*Work to complete*:
Search the listing for the string "current" and copy every line that contains it.

*Information given*:
----
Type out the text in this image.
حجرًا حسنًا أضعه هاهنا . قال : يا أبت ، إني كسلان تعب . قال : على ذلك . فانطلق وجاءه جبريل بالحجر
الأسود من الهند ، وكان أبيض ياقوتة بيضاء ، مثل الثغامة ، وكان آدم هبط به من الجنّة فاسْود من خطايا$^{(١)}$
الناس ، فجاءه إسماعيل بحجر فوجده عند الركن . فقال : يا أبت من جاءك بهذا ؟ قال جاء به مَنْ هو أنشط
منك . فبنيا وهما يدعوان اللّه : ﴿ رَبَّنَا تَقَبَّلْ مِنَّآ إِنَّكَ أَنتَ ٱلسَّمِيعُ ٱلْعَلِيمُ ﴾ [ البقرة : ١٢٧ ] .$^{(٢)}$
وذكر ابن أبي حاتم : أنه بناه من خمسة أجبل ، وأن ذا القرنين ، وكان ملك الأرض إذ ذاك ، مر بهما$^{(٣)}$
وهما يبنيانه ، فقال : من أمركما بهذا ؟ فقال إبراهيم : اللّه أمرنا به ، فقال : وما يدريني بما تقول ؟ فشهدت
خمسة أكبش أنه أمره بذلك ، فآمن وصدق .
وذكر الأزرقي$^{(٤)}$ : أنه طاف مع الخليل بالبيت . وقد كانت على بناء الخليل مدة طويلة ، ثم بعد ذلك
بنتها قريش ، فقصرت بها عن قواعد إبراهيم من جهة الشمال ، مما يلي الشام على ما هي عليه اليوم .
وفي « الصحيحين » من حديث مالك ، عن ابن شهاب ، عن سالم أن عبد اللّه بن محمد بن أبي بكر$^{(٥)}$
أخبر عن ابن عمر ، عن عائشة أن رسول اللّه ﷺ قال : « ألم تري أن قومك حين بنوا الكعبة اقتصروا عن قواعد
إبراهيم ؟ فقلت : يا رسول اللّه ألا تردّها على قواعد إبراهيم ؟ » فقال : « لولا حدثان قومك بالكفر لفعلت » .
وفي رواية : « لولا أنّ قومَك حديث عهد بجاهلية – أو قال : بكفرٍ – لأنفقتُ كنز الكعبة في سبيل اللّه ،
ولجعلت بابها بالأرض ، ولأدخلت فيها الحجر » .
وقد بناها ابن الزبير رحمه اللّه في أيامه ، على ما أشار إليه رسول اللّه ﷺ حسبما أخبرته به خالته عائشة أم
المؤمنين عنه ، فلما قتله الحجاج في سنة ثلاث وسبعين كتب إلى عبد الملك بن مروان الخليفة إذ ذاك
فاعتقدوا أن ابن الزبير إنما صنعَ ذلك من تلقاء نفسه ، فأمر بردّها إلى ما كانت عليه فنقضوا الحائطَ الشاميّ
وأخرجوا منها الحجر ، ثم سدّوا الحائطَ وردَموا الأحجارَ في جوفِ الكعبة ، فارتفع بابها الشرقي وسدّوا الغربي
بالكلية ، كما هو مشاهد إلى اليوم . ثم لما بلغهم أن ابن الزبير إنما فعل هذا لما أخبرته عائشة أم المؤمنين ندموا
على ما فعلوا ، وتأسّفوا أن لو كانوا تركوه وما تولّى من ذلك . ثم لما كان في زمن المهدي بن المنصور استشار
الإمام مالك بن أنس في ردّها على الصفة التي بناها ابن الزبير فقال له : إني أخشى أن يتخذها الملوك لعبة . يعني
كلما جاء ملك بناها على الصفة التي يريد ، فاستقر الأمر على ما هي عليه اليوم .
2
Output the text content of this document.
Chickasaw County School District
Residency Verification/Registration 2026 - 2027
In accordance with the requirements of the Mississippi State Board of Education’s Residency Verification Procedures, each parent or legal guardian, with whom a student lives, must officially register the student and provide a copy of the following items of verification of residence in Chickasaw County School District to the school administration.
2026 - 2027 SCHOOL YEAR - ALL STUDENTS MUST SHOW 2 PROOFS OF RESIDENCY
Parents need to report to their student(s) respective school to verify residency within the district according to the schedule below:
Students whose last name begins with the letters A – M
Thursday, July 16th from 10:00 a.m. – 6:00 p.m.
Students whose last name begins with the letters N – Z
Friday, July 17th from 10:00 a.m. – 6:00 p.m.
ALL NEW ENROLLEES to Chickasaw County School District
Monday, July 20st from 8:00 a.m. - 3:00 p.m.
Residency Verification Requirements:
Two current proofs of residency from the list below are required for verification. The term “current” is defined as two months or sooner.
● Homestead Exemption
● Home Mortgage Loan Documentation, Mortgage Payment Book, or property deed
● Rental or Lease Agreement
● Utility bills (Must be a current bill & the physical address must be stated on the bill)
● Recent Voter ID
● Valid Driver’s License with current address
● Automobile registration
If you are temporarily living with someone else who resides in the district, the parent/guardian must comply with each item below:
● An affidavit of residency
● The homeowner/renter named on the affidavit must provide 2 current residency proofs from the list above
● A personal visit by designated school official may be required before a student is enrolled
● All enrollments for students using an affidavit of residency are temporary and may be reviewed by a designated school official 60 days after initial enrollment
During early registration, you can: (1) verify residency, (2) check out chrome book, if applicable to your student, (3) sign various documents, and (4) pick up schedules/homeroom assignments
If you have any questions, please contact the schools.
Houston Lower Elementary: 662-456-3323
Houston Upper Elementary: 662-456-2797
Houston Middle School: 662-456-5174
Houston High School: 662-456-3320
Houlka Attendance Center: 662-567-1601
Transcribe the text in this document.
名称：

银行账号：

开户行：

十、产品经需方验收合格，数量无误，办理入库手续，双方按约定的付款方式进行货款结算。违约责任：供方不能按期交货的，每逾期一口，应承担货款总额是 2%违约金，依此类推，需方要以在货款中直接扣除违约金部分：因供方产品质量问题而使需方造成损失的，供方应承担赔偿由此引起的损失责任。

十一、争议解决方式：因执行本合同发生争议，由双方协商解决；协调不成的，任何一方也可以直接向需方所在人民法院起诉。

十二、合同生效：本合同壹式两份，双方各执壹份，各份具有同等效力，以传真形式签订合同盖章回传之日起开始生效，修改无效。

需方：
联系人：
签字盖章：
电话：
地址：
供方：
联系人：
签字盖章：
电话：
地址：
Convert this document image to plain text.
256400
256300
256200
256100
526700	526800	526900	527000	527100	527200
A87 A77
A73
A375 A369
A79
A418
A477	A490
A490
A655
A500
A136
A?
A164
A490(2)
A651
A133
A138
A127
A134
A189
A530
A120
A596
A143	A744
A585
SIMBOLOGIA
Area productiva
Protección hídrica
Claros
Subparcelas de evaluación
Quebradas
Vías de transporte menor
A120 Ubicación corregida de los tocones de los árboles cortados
----
*Exercise response*:
Two current proofs of residency from the list below are required for verification. The term “current” is defined as two months or sooner.
● Utility bills (Must be a current bill & the physical address must be stated on the bill)
● Valid Driver’s License with current address
● The homeowner/renter named on the affidavit must provide 2 current residency proofs from the list above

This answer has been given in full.